> [EXCERPT PROVIDED]
Shrewsbury Flaxmill, Fielden Clegg Bradley Studios

The Royal Institute of British Architects (RIBA) has announced the shortlist for the Reinvention Award 2024

The annual award recognises achievement in the creative reuse of buildings to improve their environmental, social, or economic sustainability. It aims to shine a light on “retrofitting”, increasing the longevity and energy efficiency of existing buildings, and reducing the need for demolition and new construction.

This year’s shortlist acknowledges four projects that revitalise the areas and communities around them, each improving the places we live and work while creating a new, ambitious standard in how we approach reuse in architecture.

The shortlisted projects are:

 

A ruined rural croft on the Isle of Mull has been modestly yet expertly converted, expanding a busy local restaurant and providing a valuable community space, while meeting the stringent regulations of a National Scenic Area.

The second phase of an ongoing regeneration of Europe’s largest listed structure which sits on a prominent hillside overlooking Sheffield City Centre. Internal spaces are modernised through open plan designs and the addition of balconies, while thermal imaging has allowed sustainability experts to  improve energy efficiency.

> [Data lines]
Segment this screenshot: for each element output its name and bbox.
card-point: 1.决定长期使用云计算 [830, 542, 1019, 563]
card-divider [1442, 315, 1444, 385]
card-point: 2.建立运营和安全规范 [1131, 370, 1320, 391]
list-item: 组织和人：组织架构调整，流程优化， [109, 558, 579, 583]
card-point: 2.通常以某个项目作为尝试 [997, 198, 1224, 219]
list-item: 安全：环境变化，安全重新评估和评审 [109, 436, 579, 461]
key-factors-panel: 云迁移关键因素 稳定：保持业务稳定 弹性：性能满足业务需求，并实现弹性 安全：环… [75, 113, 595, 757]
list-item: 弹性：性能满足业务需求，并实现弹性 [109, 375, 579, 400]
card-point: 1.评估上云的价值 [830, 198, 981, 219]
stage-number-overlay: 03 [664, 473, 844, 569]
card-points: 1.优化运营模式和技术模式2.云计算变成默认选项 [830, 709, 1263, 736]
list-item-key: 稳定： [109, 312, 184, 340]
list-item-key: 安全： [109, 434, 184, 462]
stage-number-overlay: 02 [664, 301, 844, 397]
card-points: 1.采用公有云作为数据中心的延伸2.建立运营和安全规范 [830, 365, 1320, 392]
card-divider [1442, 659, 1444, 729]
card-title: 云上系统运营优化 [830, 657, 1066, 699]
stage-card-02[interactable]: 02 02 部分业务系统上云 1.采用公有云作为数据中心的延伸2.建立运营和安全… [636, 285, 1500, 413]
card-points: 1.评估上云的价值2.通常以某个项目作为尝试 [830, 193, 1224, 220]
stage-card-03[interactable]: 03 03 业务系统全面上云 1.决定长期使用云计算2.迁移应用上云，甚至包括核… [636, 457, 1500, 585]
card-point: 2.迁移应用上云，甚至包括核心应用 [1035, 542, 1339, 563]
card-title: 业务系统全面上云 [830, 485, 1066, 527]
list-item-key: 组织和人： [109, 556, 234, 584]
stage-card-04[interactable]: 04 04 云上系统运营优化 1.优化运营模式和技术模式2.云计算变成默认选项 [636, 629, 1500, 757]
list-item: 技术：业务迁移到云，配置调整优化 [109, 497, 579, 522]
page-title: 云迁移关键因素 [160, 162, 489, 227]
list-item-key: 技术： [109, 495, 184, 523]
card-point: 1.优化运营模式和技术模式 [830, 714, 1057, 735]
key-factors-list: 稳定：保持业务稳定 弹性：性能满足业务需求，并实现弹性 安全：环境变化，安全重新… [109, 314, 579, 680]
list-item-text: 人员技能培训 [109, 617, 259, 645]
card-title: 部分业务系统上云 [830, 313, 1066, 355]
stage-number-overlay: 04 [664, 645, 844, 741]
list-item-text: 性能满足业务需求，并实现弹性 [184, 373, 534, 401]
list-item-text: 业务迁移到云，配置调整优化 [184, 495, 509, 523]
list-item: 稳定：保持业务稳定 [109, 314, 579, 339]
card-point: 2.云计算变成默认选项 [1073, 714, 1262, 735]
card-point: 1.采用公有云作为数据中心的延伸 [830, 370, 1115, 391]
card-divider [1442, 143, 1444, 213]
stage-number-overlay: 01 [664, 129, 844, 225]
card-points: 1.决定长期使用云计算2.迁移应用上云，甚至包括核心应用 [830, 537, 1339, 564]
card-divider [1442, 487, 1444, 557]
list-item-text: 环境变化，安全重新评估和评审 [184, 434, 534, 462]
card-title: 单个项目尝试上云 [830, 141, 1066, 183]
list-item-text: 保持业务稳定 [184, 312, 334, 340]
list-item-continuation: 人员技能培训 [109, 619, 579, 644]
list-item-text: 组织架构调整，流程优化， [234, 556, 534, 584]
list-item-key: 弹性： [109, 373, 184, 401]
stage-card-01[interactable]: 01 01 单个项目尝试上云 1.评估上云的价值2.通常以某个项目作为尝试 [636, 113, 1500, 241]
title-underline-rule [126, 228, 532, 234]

> [TASK REQUIREMENTS]
[A] According to the excerpt on the RIBA Reinvention Award 2024 shortlist, how many projects does this year's shortlist acknowledge?
[B] Proceed with the text about the RIBA Reinvention Award 2024 shortlist, picking up right after its last sentence.
These items are separate material and are unrelated to the text about the RIBA Reinvention Award 2024 shortlist.

> [EXERCISE RESPONSES]
[A] Four projects.

[B]
A full refurbishment of a hugely important historic structure has turned the world’s first iron-frame building, nicknamed the ‘grandparent of skyscrapers’ into a new leisure destination with a visitor centre and cafe that embraces its industrial heritage.

An outdated and unsuitable 1957 office and retail building has been transformed into a vibrant, sustainable centre for modern workspace and retail. The new façade brings depth and rhythm whilst cleverly negotiating the contrasting scale and character of Oxford Street and Duke Street.

Jury Chair and Director of Dow Jones, Biba Dow, said:

“Each of the shortlisted projects presents an exceptional approach to adapting an existing building. Our shortlist of four is diverse, with a commercial office building in central London, a Grade I-listed mill in Shropshire that is the earliest iron-framed building in the world, the redevelopment of Park Hill (Phase 2) housing in Sheffield which is Europe’s largest listed structure, and a restaurant in a small ruined byre on the Isle of Mull. 

Collectively and separately, these projects show us how, with architectural imagination and care, buildings can be adapted to respond to new uses with re-imagined spaces and honed architectural character.”

RIBA President, Muyiwa Oki, said:

“The importance of retrofitting and adaptive re-use cannot be overstated. Not least because most buildings that we will inhabit in the future have already been built. As architects, we are faced with the task of creatively responding to this issue, while balancing the needs of the local community and environment.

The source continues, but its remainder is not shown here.